Opdrachten:
1. Noem alle orkesten, ensembles en muziekinstellingen die in de tekst over Pierre Boulez voorkomen.
2. Geef uit de tekst over Pierre Boulez letterlijk het stuk terug dat begint bij "De Franse dirigent-componist" en doorloopt tot en met "London Symphony Orchestra.".
3. Schrijf de tekst over Pierre Boulez verder, aansluitend op de laatste zin.

Paginatekst:
· · · · · · ·
De Franse dirigent-componist Pierre Boulez viert op 26 maart zijn 83e verjaardag. Maar aan zijn drukke agenda te zien, denkt hij nog lang niet aan zijn pensioen. In maart en mei staat hij in Brussel volop in de belangstelling met zijn bijdrage aan de tentoonstelling Paul Klee, overal theater en concerten met de London Symphony Orchestra.

Over een gebrek aan belangstelling heeft Pierre Boulez nooit te klagen gehad. Vanaf de jaren vijftig trad hij op de voorgrond als pionier van de avant-garde en pleitbezorger van de 20e-eeuwse muziek. Hij schreef diverse boeken over de nieuwste muzikale ontwikkelingen en naarmate zijn ideeën ingang vonden, groeide ook zijn invloed. De oprichting van het Institut de Recherche et de Coordination Acoustique/Musique (IRCAM) en van het Ensemble InterContemporain in Parijs gaf hem macht en aanzien. Boulez werd echt incontournable. Bij de bouw van de Cité de la Musique in Parijs begin jaren negentig kon men dan ook niet om zijn advies heen.
· · · · · · ·
Records uit een dataset
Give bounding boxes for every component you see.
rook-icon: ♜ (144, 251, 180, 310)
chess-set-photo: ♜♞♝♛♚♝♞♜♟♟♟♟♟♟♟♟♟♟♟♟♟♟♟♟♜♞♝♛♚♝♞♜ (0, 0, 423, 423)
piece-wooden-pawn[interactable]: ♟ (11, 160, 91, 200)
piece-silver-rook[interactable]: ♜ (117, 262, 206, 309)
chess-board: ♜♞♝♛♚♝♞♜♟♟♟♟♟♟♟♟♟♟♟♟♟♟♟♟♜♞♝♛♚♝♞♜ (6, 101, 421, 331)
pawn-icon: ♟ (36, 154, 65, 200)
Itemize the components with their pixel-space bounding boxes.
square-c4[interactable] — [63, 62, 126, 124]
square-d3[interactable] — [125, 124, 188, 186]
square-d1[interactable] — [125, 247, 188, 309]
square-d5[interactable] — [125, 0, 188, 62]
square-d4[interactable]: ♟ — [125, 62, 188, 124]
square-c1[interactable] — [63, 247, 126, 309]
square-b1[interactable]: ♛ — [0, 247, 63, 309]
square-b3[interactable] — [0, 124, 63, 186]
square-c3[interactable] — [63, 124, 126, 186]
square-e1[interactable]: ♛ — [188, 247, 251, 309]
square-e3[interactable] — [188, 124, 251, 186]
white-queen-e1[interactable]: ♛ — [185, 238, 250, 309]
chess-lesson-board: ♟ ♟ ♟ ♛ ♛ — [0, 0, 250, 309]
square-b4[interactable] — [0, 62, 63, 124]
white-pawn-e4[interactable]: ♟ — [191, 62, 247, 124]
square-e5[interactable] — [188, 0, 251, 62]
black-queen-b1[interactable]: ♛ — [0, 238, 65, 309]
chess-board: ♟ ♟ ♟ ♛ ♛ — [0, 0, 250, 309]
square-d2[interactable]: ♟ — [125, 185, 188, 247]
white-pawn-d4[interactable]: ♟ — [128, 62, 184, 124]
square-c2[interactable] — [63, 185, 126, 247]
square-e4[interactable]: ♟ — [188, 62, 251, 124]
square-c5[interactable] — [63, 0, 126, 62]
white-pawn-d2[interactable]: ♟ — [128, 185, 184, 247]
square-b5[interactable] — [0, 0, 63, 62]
· · · · · · ·
Verwachte antwoorden:
1.
- London Symphony Orchestra
- Institut de Recherche et de Coordination Acoustique/Musique (IRCAM)
- Ensemble InterContemporain
- Cité de la Musique

2.
De Franse dirigent-componist Pierre Boulez viert op 26 maart zijn 83e verjaardag. Maar aan zijn drukke agenda te zien, denkt hij nog lang niet aan zijn pensioen. In maart en mei staat hij in Brussel volop in de belangstelling met zijn bijdrage aan de tentoonstelling Paul Klee, overal theater en concerten met de London Symphony Orchestra.

3.
Ook na vijf decennia blijft Boulez in Europa en in de Verenigde Staten een invloedrijk componist, dirigent en denker. Al krijgt hij soms ook kritiek wegens zijn kille uitstraling en ivorentorenmentaliteit. Wel heeft Boulez aangekondigd dat hij niet langer opera’s zal dirigeren, wegens te vermoeiend. De recente opname van Uit een dodenhuis van Leos Janacek, een vernieuwde samenwerking met regisseur Patrice Chereau, moet wat dat betreft dus als zijn laatste werkstuk worden beschouwd.

Als grote bewonderaar van het werk van de Zwitser Paul Klee (1879-1940) ging hij op z’n oude dag nog wel graag in op het voorstel om voor de Klee-tentoonstelling in Brussel 60 doeken uit te kiezen. Boulez schreef in 1989 een boek over de relatie tussen Klee en de muziek: Paul Klee. Le Pays Fertile. En in mei dirigeert Boulez tweemaal de London Symphony Orchestra in een 20e-eeuws repertoire. Diezelfde week pakt ook Studio Ictus uit met Le Marteau sans Maître, Boulez’ doorbraakwerk uit 1957.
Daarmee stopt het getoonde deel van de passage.